Leave out the pictures and copy every record exactly.

**** Data extract ****

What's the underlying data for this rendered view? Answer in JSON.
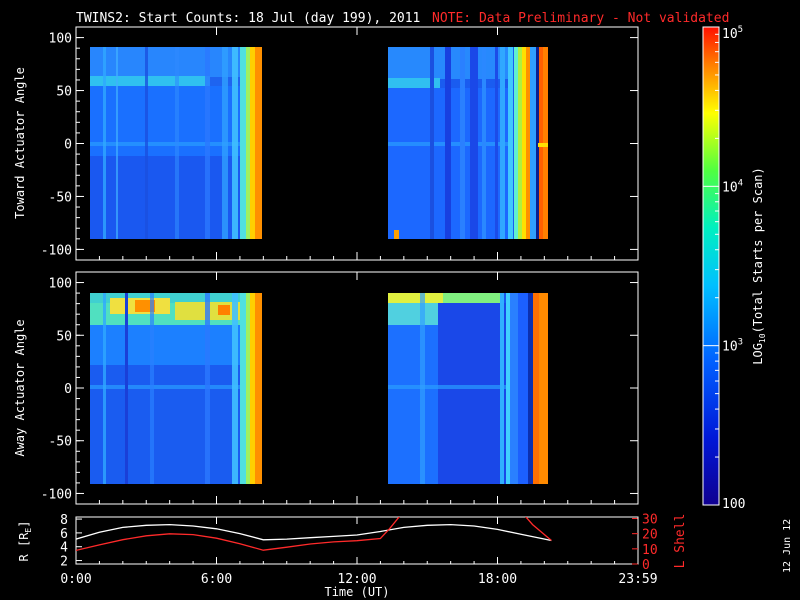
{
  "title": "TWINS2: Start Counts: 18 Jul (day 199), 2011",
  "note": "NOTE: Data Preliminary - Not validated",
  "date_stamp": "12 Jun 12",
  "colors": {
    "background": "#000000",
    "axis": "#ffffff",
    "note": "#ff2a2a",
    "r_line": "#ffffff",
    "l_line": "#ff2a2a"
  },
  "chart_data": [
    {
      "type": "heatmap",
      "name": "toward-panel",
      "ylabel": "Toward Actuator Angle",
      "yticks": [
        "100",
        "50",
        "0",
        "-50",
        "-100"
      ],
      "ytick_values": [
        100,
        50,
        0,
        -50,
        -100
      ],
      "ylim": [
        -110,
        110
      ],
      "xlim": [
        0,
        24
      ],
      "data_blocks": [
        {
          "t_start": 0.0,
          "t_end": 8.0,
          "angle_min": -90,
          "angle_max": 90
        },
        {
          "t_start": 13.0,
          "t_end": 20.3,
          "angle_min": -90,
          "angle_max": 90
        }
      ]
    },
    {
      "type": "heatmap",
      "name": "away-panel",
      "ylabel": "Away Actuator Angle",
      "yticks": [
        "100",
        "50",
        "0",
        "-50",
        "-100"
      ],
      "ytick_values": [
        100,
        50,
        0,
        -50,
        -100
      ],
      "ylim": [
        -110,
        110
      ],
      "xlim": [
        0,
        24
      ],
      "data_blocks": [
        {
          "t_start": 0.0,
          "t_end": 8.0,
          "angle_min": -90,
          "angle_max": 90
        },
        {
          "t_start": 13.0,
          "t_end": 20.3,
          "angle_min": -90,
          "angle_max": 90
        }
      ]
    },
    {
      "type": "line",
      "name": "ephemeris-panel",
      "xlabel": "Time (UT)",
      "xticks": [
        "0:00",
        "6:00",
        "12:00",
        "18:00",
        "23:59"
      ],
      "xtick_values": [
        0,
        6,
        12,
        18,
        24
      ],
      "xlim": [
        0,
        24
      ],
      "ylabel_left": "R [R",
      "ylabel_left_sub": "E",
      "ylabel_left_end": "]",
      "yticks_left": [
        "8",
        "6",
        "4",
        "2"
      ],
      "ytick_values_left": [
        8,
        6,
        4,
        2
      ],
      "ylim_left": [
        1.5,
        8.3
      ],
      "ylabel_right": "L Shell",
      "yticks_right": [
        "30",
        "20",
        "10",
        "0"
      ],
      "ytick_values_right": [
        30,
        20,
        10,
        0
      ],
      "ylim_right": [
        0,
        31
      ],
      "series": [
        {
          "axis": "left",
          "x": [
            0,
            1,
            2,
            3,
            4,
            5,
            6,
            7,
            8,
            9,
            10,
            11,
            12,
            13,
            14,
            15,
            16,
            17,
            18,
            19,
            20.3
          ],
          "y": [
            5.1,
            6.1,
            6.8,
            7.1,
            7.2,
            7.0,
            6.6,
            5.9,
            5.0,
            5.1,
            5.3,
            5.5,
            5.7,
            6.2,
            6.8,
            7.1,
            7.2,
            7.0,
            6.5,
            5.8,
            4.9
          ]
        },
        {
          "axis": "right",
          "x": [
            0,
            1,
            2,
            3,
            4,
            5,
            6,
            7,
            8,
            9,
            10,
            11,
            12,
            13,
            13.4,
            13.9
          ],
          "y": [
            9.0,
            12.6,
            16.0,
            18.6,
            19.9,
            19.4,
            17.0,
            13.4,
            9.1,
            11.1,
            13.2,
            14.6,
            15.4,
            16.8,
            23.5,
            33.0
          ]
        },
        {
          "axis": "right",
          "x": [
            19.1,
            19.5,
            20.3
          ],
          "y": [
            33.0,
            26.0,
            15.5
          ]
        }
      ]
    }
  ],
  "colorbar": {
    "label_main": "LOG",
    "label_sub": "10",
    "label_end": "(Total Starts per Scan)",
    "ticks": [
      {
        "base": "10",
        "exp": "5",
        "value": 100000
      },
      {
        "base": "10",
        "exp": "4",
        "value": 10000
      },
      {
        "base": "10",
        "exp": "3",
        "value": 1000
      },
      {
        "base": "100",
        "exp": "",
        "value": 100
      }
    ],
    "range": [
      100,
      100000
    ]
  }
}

****

Solved exercise
What's the underlying data for this rendered view? Answer in JSON.
{
  "title": "TWINS2: Start Counts: 18 Jul (day 199), 2011",
  "note": "NOTE: Data Preliminary - Not validated",
  "date_stamp": "12 Jun 12",
  "colors": {
    "background": "#000000",
    "axis": "#ffffff",
    "note": "#ff2a2a",
    "r_line": "#ffffff",
    "l_line": "#ff2a2a"
  },
  "chart_data": [
    {
      "type": "heatmap",
      "name": "toward-panel",
      "ylabel": "Toward Actuator Angle",
      "yticks": [
        "100",
        "50",
        "0",
        "-50",
        "-100"
      ],
      "ytick_values": [
        100,
        50,
        0,
        -50,
        -100
      ],
      "ylim": [
        -110,
        110
      ],
      "xlim": [
        0,
        24
      ],
      "data_blocks": [
        {
          "t_start": 0.0,
          "t_end": 8.0,
          "angle_min": -90,
          "angle_max": 90
        },
        {
          "t_start": 13.0,
          "t_end": 20.3,
          "angle_min": -90,
          "angle_max": 90
        }
      ]
    },
    {
      "type": "heatmap",
      "name": "away-panel",
      "ylabel": "Away Actuator Angle",
      "yticks": [
        "100",
        "50",
        "0",
        "-50",
        "-100"
      ],
      "ytick_values": [
        100,
        50,
        0,
        -50,
        -100
      ],
      "ylim": [
        -110,
        110
      ],
      "xlim": [
        0,
        24
      ],
      "data_blocks": [
        {
          "t_start": 0.0,
          "t_end": 8.0,
          "angle_min": -90,
          "angle_max": 90
        },
        {
          "t_start": 13.0,
          "t_end": 20.3,
          "angle_min": -90,
          "angle_max": 90
        }
      ]
    },
    {
      "type": "line",
      "name": "ephemeris-panel",
      "xlabel": "Time (UT)",
      "xticks": [
        "0:00",
        "6:00",
        "12:00",
        "18:00",
        "23:59"
      ],
      "xtick_values": [
        0,
        6,
        12,
        18,
        24
      ],
      "xlim": [
        0,
        24
      ],
      "ylabel_left": "R [R",
      "ylabel_left_sub": "E",
      "ylabel_left_end": "]",
      "yticks_left": [
        "8",
        "6",
        "4",
        "2"
      ],
      "ytick_values_left": [
        8,
        6,
        4,
        2
      ],
      "ylim_left": [
        1.5,
        8.3
      ],
      "ylabel_right": "L Shell",
      "yticks_right": [
        "30",
        "20",
        "10",
        "0"
      ],
      "ytick_values_right": [
        30,
        20,
        10,
        0
      ],
      "ylim_right": [
        0,
        31
      ],
      "series": [
        {
          "axis": "left",
          "x": [
            0,
            1,
            2,
            3,
            4,
            5,
            6,
            7,
            8,
            9,
            10,
            11,
            12,
            13,
            14,
            15,
            16,
            17,
            18,
            19,
            20.3
          ],
          "y": [
            5.1,
            6.1,
            6.8,
            7.1,
            7.2,
            7.0,
            6.6,
            5.9,
            5.0,
            5.1,
            5.3,
            5.5,
            5.7,
            6.2,
            6.8,
            7.1,
            7.2,
            7.0,
            6.5,
            5.8,
            4.9
          ]
        },
        {
          "axis": "right",
          "x": [
            0,
            1,
            2,
            3,
            4,
            5,
            6,
            7,
            8,
            9,
            10,
            11,
            12,
            13,
            13.4,
            13.9
          ],
          "y": [
            9.0,
            12.6,
            16.0,
            18.6,
            19.9,
            19.4,
            17.0,
            13.4,
            9.1,
            11.1,
            13.2,
            14.6,
            15.4,
            16.8,
            23.5,
            33.0
          ]
        },
        {
          "axis": "right",
          "x": [
            19.1,
            19.5,
            20.3
          ],
          "y": [
            33.0,
            26.0,
            15.5
          ]
        }
      ]
    }
  ],
  "colorbar": {
    "label_main": "LOG",
    "label_sub": "10",
    "label_end": "(Total Starts per Scan)",
    "ticks": [
      {
        "base": "10",
        "exp": "5",
        "value": 100000
      },
      {
        "base": "10",
        "exp": "4",
        "value": 10000
      },
      {
        "base": "10",
        "exp": "3",
        "value": 1000
      },
      {
        "base": "100",
        "exp": "",
        "value": 100
      }
    ],
    "range": [
      100,
      100000
    ]
  }
}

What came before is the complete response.